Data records
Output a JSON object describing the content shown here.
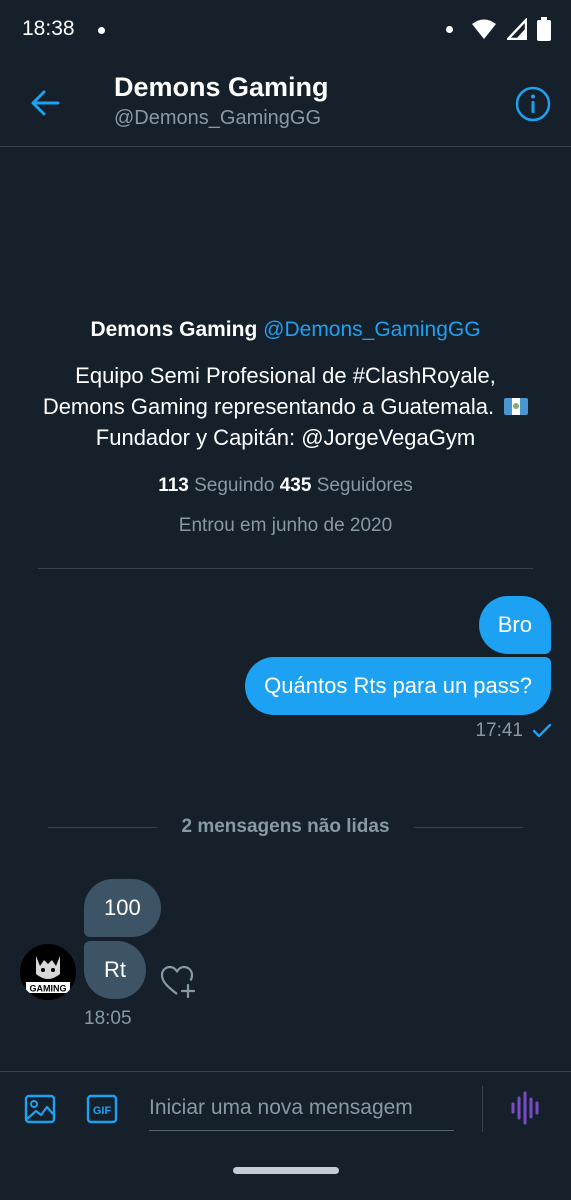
{
  "status_bar": {
    "time": "18:38"
  },
  "header": {
    "title": "Demons Gaming",
    "handle": "@Demons_GamingGG"
  },
  "profile": {
    "name": "Demons Gaming",
    "handle": "@Demons_GamingGG",
    "bio_line1": "Equipo Semi Profesional de #ClashRoyale,",
    "bio_line2": "Demons Gaming representando a Guatemala.",
    "bio_line3": "Fundador y Capitán:  @JorgeVegaGym",
    "following_count": "113",
    "following_label": "Seguindo",
    "followers_count": "435",
    "followers_label": "Seguidores",
    "joined": "Entrou em junho de 2020"
  },
  "messages": {
    "sent": [
      {
        "text": "Bro"
      },
      {
        "text": "Quántos Rts para un pass?"
      }
    ],
    "sent_time": "17:41",
    "unread_separator": "2 mensagens não lidas",
    "received": [
      {
        "text": "100"
      },
      {
        "text": "Rt"
      }
    ],
    "received_time": "18:05",
    "avatar_text": "GAMING"
  },
  "composer": {
    "placeholder": "Iniciar uma nova mensagem",
    "gif_label": "GIF"
  },
  "colors": {
    "background": "#15202b",
    "accent": "#1da1f2",
    "received_bubble": "#3d5466",
    "secondary_text": "#8899a6",
    "voice_icon": "#794bc4"
  }
}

Given exercise: Repeat the records word for word. Any picture in them should be left out.

Reply to the exercise:
Output a JSON object describing the content shown here.
{
  "status_bar": {
    "time": "18:38"
  },
  "header": {
    "title": "Demons Gaming",
    "handle": "@Demons_GamingGG"
  },
  "profile": {
    "name": "Demons Gaming",
    "handle": "@Demons_GamingGG",
    "bio_line1": "Equipo Semi Profesional de #ClashRoyale,",
    "bio_line2": "Demons Gaming representando a Guatemala.",
    "bio_line3": "Fundador y Capitán:  @JorgeVegaGym",
    "following_count": "113",
    "following_label": "Seguindo",
    "followers_count": "435",
    "followers_label": "Seguidores",
    "joined": "Entrou em junho de 2020"
  },
  "messages": {
    "sent": [
      {
        "text": "Bro"
      },
      {
        "text": "Quántos Rts para un pass?"
      }
    ],
    "sent_time": "17:41",
    "unread_separator": "2 mensagens não lidas",
    "received": [
      {
        "text": "100"
      },
      {
        "text": "Rt"
      }
    ],
    "received_time": "18:05",
    "avatar_text": "GAMING"
  },
  "composer": {
    "placeholder": "Iniciar uma nova mensagem",
    "gif_label": "GIF"
  },
  "colors": {
    "background": "#15202b",
    "accent": "#1da1f2",
    "received_bubble": "#3d5466",
    "secondary_text": "#8899a6",
    "voice_icon": "#794bc4"
  }
}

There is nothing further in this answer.